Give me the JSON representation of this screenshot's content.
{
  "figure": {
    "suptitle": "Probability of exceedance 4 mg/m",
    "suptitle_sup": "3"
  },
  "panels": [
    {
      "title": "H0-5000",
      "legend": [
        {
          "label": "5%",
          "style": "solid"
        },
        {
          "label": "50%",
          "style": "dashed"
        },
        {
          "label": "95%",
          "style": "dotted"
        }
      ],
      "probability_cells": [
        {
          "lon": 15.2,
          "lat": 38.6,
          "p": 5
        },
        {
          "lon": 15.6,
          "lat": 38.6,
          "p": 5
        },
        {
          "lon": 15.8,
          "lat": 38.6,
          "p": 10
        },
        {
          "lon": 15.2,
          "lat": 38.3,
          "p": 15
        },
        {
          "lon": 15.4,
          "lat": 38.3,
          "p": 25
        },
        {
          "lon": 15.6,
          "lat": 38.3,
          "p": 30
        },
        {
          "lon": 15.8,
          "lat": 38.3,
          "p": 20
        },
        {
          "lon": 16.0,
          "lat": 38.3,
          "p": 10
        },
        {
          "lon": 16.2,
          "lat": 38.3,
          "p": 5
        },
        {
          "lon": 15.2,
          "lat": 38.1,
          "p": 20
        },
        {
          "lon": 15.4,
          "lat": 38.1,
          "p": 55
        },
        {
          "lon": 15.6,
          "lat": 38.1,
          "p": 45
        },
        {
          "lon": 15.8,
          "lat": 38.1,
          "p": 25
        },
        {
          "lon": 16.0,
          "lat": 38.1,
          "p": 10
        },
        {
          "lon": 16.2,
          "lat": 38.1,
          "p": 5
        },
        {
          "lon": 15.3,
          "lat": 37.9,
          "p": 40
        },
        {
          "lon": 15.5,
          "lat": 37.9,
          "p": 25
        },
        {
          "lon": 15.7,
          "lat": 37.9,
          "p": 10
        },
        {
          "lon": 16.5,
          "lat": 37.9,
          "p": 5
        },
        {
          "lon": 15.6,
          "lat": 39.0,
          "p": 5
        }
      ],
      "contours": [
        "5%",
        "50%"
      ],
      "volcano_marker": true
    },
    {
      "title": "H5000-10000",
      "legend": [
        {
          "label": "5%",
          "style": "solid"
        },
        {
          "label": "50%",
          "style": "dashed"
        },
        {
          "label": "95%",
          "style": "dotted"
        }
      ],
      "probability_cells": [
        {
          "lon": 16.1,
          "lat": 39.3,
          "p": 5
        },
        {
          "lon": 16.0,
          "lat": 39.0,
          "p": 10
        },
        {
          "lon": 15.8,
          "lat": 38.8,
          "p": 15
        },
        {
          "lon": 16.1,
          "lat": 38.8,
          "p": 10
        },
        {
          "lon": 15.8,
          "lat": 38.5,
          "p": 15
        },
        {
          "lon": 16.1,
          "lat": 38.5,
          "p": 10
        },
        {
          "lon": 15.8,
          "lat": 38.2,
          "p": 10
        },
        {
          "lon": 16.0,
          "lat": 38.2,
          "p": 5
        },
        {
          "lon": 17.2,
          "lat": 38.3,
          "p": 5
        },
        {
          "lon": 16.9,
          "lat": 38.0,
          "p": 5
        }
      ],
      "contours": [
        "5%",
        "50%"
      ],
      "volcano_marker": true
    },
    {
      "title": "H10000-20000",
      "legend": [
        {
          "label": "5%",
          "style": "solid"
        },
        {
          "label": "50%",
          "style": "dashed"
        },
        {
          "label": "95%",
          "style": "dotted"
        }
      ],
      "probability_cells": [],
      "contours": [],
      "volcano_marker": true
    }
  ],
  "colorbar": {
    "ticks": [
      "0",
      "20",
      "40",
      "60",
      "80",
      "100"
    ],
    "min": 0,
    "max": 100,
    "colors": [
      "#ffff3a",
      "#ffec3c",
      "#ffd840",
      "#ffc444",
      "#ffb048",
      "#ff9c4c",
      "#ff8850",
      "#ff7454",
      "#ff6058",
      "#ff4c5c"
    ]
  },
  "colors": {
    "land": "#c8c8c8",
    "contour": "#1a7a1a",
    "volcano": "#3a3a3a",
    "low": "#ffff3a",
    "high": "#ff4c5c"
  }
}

== THE EXERCISE ==
Please set down each line of the records exactly as given.

== WRITTEN RESPONSE ==
Give me the JSON representation of this screenshot's content.
{
  "figure": {
    "suptitle": "Probability of exceedance 4 mg/m",
    "suptitle_sup": "3"
  },
  "panels": [
    {
      "title": "H0-5000",
      "legend": [
        {
          "label": "5%",
          "style": "solid"
        },
        {
          "label": "50%",
          "style": "dashed"
        },
        {
          "label": "95%",
          "style": "dotted"
        }
      ],
      "probability_cells": [
        {
          "lon": 15.2,
          "lat": 38.6,
          "p": 5
        },
        {
          "lon": 15.6,
          "lat": 38.6,
          "p": 5
        },
        {
          "lon": 15.8,
          "lat": 38.6,
          "p": 10
        },
        {
          "lon": 15.2,
          "lat": 38.3,
          "p": 15
        },
        {
          "lon": 15.4,
          "lat": 38.3,
          "p": 25
        },
        {
          "lon": 15.6,
          "lat": 38.3,
          "p": 30
        },
        {
          "lon": 15.8,
          "lat": 38.3,
          "p": 20
        },
        {
          "lon": 16.0,
          "lat": 38.3,
          "p": 10
        },
        {
          "lon": 16.2,
          "lat": 38.3,
          "p": 5
        },
        {
          "lon": 15.2,
          "lat": 38.1,
          "p": 20
        },
        {
          "lon": 15.4,
          "lat": 38.1,
          "p": 55
        },
        {
          "lon": 15.6,
          "lat": 38.1,
          "p": 45
        },
        {
          "lon": 15.8,
          "lat": 38.1,
          "p": 25
        },
        {
          "lon": 16.0,
          "lat": 38.1,
          "p": 10
        },
        {
          "lon": 16.2,
          "lat": 38.1,
          "p": 5
        },
        {
          "lon": 15.3,
          "lat": 37.9,
          "p": 40
        },
        {
          "lon": 15.5,
          "lat": 37.9,
          "p": 25
        },
        {
          "lon": 15.7,
          "lat": 37.9,
          "p": 10
        },
        {
          "lon": 16.5,
          "lat": 37.9,
          "p": 5
        },
        {
          "lon": 15.6,
          "lat": 39.0,
          "p": 5
        }
      ],
      "contours": [
        "5%",
        "50%"
      ],
      "volcano_marker": true
    },
    {
      "title": "H5000-10000",
      "legend": [
        {
          "label": "5%",
          "style": "solid"
        },
        {
          "label": "50%",
          "style": "dashed"
        },
        {
          "label": "95%",
          "style": "dotted"
        }
      ],
      "probability_cells": [
        {
          "lon": 16.1,
          "lat": 39.3,
          "p": 5
        },
        {
          "lon": 16.0,
          "lat": 39.0,
          "p": 10
        },
        {
          "lon": 15.8,
          "lat": 38.8,
          "p": 15
        },
        {
          "lon": 16.1,
          "lat": 38.8,
          "p": 10
        },
        {
          "lon": 15.8,
          "lat": 38.5,
          "p": 15
        },
        {
          "lon": 16.1,
          "lat": 38.5,
          "p": 10
        },
        {
          "lon": 15.8,
          "lat": 38.2,
          "p": 10
        },
        {
          "lon": 16.0,
          "lat": 38.2,
          "p": 5
        },
        {
          "lon": 17.2,
          "lat": 38.3,
          "p": 5
        },
        {
          "lon": 16.9,
          "lat": 38.0,
          "p": 5
        }
      ],
      "contours": [
        "5%",
        "50%"
      ],
      "volcano_marker": true
    },
    {
      "title": "H10000-20000",
      "legend": [
        {
          "label": "5%",
          "style": "solid"
        },
        {
          "label": "50%",
          "style": "dashed"
        },
        {
          "label": "95%",
          "style": "dotted"
        }
      ],
      "probability_cells": [],
      "contours": [],
      "volcano_marker": true
    }
  ],
  "colorbar": {
    "ticks": [
      "0",
      "20",
      "40",
      "60",
      "80",
      "100"
    ],
    "min": 0,
    "max": 100,
    "colors": [
      "#ffff3a",
      "#ffec3c",
      "#ffd840",
      "#ffc444",
      "#ffb048",
      "#ff9c4c",
      "#ff8850",
      "#ff7454",
      "#ff6058",
      "#ff4c5c"
    ]
  },
  "colors": {
    "land": "#c8c8c8",
    "contour": "#1a7a1a",
    "volcano": "#3a3a3a",
    "low": "#ffff3a",
    "high": "#ff4c5c"
  }
}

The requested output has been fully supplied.